BEGIN
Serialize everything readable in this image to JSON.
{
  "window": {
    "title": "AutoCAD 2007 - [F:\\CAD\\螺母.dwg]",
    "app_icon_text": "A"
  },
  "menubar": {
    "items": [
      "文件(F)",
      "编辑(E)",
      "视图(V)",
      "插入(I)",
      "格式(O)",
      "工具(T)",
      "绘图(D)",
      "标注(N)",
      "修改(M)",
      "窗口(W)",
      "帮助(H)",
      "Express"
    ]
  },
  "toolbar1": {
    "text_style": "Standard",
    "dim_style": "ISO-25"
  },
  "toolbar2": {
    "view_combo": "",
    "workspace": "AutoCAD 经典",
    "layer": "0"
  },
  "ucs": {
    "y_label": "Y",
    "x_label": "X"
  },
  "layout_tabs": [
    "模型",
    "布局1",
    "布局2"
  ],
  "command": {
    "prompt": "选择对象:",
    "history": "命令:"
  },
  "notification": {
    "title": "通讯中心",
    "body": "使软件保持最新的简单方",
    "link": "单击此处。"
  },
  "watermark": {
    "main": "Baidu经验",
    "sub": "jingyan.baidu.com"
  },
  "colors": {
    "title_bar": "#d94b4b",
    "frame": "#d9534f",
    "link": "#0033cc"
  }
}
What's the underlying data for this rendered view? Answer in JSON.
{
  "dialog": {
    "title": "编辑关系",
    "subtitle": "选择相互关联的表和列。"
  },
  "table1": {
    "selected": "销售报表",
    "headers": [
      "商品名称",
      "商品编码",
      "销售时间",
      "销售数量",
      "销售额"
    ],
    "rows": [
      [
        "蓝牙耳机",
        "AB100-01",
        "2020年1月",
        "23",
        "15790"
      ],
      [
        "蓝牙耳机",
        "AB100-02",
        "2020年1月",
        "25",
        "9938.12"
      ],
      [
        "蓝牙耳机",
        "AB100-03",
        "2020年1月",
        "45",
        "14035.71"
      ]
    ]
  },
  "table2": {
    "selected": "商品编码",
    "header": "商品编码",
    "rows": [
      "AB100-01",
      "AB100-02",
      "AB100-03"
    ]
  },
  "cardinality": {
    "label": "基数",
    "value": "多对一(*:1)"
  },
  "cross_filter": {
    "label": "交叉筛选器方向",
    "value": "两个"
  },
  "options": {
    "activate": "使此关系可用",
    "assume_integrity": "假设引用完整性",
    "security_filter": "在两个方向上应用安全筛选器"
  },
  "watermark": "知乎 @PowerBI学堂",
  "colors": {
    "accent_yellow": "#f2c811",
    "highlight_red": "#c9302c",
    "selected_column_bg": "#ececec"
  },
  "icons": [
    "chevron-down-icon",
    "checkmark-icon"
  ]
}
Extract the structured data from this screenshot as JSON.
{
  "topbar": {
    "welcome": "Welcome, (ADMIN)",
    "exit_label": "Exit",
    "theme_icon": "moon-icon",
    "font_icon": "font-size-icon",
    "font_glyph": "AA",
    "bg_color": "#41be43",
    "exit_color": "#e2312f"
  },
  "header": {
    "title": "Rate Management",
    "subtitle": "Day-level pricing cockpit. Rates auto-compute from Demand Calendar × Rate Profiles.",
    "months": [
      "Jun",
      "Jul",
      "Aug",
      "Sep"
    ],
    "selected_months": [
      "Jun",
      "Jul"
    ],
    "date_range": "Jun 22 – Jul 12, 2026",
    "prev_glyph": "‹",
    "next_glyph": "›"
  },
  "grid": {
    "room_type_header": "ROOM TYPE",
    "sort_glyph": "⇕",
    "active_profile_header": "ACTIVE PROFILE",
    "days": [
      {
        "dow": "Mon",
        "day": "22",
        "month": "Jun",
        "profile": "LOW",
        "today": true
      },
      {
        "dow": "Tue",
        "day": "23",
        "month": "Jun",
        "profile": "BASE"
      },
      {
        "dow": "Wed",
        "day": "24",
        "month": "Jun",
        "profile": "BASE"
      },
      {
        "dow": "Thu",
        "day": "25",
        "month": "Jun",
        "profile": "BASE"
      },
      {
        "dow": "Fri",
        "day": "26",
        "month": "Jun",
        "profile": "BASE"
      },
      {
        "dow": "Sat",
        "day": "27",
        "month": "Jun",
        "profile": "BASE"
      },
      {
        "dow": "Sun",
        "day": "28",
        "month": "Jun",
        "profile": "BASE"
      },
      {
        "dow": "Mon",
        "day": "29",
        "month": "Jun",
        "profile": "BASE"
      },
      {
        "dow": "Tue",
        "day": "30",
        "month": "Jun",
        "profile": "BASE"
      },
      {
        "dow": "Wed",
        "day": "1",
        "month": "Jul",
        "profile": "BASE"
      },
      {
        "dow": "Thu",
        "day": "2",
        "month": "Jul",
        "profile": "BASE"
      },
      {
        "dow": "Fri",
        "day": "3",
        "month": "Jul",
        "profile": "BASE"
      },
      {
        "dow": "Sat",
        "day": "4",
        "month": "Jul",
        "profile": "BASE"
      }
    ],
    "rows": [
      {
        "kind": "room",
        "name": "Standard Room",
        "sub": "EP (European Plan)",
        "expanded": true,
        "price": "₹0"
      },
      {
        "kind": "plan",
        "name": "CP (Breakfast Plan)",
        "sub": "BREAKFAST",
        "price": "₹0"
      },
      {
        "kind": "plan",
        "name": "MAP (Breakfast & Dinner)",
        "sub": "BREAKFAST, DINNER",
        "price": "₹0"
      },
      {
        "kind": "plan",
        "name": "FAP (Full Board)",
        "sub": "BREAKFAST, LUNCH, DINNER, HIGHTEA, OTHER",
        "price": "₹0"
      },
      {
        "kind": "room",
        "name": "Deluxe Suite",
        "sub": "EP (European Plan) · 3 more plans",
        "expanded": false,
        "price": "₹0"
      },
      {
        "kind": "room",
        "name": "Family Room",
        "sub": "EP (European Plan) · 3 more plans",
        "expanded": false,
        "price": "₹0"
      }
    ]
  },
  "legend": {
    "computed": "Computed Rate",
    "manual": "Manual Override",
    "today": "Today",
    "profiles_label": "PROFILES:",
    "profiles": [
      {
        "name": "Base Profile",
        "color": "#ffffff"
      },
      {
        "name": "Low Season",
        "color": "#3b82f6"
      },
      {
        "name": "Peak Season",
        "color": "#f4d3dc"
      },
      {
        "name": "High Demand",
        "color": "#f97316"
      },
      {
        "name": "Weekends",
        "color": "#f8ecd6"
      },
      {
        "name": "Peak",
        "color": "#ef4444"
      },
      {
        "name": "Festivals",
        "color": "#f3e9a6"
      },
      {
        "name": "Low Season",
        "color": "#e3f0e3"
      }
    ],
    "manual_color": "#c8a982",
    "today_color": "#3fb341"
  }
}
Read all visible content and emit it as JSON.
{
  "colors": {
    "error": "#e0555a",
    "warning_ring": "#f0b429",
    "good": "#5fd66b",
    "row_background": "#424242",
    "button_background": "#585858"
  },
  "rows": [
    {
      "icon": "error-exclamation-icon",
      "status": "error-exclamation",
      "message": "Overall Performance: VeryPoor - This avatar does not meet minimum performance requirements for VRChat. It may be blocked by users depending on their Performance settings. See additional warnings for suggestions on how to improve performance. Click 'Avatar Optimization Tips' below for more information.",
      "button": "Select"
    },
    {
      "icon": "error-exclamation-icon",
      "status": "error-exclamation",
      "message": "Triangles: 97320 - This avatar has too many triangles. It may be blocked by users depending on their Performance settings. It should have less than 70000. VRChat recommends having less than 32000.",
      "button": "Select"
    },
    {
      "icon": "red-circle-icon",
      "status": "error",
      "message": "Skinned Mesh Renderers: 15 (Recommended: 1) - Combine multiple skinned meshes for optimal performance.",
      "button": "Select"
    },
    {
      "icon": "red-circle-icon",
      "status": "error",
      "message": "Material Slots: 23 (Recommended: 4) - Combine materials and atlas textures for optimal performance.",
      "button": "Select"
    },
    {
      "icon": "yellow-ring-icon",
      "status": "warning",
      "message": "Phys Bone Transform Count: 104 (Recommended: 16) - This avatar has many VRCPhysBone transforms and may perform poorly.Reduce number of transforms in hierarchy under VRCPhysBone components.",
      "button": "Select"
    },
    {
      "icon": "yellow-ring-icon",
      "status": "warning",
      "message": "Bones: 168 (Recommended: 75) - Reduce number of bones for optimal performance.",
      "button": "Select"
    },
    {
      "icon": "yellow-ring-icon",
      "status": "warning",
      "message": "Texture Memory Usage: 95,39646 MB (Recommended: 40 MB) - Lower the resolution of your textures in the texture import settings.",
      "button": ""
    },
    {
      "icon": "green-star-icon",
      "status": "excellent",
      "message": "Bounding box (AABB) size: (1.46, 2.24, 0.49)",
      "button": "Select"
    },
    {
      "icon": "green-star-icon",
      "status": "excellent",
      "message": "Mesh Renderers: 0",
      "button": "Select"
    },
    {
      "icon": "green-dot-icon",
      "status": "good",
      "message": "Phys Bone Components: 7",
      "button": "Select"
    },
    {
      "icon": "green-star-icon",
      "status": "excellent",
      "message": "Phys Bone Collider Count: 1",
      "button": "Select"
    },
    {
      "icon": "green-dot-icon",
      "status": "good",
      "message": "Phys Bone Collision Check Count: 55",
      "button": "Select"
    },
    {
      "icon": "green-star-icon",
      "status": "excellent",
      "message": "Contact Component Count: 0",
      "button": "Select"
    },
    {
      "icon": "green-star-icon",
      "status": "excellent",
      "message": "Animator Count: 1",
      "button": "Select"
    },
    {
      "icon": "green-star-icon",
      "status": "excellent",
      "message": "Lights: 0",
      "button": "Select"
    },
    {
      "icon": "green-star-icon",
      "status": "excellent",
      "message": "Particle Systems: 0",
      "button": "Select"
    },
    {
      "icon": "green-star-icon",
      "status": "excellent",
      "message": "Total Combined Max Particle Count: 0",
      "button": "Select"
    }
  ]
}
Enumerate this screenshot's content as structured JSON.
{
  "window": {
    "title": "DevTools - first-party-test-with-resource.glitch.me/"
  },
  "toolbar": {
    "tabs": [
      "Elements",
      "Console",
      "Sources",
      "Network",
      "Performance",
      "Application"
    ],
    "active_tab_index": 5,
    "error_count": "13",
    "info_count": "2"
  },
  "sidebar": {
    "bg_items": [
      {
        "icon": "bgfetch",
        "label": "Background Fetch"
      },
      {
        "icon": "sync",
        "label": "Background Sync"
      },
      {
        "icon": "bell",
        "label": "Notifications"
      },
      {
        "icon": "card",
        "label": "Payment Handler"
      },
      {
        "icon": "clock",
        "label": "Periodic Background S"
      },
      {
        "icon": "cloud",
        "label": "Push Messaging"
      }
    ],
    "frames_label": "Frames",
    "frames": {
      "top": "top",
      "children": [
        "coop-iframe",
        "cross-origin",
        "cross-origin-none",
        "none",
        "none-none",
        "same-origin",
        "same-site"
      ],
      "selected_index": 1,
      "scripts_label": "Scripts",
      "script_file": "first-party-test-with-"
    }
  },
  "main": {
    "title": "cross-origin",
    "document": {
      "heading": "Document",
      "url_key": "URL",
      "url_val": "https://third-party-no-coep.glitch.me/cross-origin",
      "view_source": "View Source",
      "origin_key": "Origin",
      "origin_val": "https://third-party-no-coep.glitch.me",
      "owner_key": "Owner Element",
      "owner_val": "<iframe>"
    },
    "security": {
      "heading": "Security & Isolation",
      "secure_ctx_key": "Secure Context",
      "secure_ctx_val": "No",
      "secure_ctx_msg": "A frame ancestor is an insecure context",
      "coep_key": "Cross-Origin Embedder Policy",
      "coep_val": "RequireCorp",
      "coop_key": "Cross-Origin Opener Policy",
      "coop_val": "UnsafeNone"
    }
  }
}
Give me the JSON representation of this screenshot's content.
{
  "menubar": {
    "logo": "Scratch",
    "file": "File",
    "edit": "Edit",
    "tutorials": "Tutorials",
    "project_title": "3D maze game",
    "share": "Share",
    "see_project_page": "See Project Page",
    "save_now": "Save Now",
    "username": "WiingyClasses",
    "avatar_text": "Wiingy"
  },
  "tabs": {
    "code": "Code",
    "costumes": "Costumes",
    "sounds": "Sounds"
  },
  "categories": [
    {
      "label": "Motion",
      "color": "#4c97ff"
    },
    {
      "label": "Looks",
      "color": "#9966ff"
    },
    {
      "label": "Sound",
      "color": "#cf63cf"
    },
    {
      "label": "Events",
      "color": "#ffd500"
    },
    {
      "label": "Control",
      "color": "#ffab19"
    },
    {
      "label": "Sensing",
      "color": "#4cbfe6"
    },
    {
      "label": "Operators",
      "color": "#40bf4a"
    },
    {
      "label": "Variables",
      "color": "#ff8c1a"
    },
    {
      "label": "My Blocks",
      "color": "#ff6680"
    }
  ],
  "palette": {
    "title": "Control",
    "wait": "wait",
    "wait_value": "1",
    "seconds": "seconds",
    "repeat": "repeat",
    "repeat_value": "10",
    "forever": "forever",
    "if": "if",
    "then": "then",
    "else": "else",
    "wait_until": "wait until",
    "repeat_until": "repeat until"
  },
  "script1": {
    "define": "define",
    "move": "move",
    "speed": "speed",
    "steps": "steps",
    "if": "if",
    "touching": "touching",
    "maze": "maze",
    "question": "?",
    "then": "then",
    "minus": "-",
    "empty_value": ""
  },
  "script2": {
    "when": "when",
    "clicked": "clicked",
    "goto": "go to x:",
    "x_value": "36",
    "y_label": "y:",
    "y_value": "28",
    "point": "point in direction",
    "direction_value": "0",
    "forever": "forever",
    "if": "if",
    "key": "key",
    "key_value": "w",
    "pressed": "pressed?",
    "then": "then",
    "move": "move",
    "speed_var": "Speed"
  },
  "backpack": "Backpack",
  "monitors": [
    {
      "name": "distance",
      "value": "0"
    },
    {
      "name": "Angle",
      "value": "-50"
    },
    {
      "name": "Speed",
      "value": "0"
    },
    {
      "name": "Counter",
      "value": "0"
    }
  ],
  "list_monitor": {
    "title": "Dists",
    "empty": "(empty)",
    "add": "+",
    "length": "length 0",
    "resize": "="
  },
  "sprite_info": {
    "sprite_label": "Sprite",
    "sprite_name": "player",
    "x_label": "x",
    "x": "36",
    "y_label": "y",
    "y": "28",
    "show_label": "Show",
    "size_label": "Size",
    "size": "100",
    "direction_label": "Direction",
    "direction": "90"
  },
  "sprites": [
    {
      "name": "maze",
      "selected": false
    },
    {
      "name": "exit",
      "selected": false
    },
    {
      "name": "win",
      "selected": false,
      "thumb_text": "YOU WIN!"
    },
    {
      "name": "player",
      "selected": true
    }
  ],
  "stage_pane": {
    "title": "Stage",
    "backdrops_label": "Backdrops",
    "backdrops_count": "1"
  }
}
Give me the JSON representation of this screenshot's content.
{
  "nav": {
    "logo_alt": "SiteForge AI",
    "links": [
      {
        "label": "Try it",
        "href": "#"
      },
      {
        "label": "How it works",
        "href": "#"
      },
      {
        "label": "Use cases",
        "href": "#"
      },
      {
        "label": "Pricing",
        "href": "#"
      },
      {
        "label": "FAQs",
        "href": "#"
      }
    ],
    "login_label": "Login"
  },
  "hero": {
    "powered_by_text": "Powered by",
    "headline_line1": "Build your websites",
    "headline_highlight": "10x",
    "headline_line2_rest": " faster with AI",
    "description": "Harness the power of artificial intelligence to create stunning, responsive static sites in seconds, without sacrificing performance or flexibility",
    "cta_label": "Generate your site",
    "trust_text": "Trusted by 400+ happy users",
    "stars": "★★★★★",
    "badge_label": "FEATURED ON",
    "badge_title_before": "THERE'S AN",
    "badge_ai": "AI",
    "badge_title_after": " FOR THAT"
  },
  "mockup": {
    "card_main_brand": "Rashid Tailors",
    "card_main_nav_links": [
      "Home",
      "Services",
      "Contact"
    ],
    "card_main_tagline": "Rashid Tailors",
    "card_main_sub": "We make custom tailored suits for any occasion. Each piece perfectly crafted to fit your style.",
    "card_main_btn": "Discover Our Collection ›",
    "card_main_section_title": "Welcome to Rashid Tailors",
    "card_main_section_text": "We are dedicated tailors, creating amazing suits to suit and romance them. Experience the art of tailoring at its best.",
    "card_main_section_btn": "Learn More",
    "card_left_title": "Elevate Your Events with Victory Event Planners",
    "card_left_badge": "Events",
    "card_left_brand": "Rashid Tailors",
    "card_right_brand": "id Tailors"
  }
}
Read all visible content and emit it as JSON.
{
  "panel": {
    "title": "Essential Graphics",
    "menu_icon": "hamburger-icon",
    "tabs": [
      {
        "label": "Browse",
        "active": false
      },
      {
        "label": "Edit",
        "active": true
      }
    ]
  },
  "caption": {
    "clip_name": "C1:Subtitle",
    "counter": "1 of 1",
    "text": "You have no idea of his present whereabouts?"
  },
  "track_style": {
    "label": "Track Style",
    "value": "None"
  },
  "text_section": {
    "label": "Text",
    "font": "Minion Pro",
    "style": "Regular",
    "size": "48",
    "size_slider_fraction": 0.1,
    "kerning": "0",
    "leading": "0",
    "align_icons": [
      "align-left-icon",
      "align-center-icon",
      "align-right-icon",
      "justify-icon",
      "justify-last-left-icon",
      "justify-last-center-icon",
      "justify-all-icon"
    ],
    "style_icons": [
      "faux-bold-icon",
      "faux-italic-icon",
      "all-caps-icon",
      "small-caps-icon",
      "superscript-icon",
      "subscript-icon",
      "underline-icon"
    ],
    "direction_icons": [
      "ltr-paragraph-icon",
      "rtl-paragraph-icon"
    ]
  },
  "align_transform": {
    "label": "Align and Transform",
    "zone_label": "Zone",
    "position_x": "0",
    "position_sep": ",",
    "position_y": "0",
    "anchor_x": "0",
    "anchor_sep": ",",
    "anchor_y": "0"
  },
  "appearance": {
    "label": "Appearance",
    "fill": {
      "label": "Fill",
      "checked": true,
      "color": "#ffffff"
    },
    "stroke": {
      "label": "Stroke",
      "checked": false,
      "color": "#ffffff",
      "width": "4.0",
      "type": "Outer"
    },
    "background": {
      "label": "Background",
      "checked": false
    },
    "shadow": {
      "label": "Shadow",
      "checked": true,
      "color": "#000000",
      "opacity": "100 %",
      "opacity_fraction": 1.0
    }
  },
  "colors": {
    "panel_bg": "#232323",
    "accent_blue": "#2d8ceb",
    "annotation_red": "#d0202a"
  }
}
END
- What this task involves
Using the records above, copy each line that contains "have".

- Result for this task
      "message": "Triangles: 97320 - This avatar has too many triangles. It may be blocked by users depending on their Performance settings. It should have less than 70000. VRChat recommends having less than 32000.",
    "text": "You have no idea of his present whereabouts?"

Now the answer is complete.